▶ _STATED PROBLEM_:
Translate this sentence from the passage on Scots pine growth modeling into Spanish: "This model development finally made it possible to analyze effects of management options (initial spacing, thinnings and artificial pruning of branches) on the quality and quantity of sawn timber."

▶ _READING PASSAGE_:
%%

In Paper V, the performance of the wood properties models for early wood percentage, air dry wood density and fibre length was also demonstrated by the simulation of the development of growth and wood properties over the stem (from the stem butt to the apex and from the pith to the stem surface at any height in the stem) and over the lifespan of the tree as affected by tree status in the stand and silvicultural management. This was done by simulating the growth and dynamics of unthinned and thinned Scots pine stands grown on a site representing the Myrtillus type in eastern Finland. These stands were planted with 2500 seedlings ha^-1 (also three-year-old seedlings with average height and diameter of 0.30 m and 0.30 cm, but divided into five cohorts with 500 seedlings in each). In the thinned stand, two thinnings from below were done during the 90 year rotation (first at the age of 40 years into 1000 stems ha^-1 and second at the age of 70 years into 500 stems ha¹). Based on these simulations, it was compared the differences in growth and wood properties of dominant and suppressed trees (i.e. lowest and highest tree cohort) grown in unthinned (stand density

at the time of final cut about 800 stems ha^-1) and thinned stands as an average of tree stems.

Furthermore, differences in wood properties of various parts of the stems were also studied (i.e. whole stem, inner part, outer part or top part of the stem) (see Paper V for further detail).

4 RESULTS

4.1 Development and performance of the three-dimensional growth model with integration to sawing simulator (Paper III)

4.1.1 Development of the three-dimensional growth model

In this study, it was further developed three-dimensional modelling (Papers I and III), in which growth of individual shoots in Scots pine are driven mainly by interception of light, and as a result an average tree in a stand is simulated over a rotation in a one year timeframe. The model describes (i) crown structure (as a population of shoots and branches), (ii) branches (birth, growth, death and self-pruning of branches), (iii) knottiness (position and angle, number and diameter, and length of sound- and loose-knot segments), (iv) stem form (height growth and diameter growth), and (v) other properties of wood (as annual ring basis, e.g. wood density). In the further model development, it was concentrated especially on modelling of shading caused by other trees in a stand, and impact of stand density and crown structure of the trees on self-pruning of branches. This model development finally made it possible to analyze effects of management options (initial spacing, thinnings and artificial pruning of branches) on the quality and quantity of sawn timber.

%%

Lines of data
%%

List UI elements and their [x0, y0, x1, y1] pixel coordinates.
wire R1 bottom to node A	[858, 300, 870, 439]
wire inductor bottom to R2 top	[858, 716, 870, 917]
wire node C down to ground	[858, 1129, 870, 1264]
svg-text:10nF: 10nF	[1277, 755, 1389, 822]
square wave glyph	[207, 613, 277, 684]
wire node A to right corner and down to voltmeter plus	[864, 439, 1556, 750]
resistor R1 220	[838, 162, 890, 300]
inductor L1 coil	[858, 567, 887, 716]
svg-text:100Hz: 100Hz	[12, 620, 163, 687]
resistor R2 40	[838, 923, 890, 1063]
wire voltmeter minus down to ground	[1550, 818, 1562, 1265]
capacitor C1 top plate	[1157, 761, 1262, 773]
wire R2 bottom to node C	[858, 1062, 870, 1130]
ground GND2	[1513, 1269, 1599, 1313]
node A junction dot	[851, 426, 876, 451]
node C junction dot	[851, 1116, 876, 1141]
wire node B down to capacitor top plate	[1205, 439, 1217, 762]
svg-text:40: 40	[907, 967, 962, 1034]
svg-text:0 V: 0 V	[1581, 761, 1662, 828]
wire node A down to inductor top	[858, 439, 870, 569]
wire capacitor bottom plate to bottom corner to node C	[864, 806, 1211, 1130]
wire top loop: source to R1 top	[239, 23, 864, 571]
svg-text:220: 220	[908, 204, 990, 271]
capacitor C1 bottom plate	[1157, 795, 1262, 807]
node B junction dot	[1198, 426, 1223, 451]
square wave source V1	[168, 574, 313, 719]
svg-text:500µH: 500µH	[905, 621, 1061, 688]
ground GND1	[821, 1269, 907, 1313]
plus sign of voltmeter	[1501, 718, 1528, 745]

%%

▶ _EXPECTED ANSWER_:
Este desarrollo del modelo hizo finalmente posible analizar los efectos de las opciones de manejo (espaciamiento inicial, aclareos y poda artificial de ramas) sobre la calidad y la cantidad de la madera aserrada.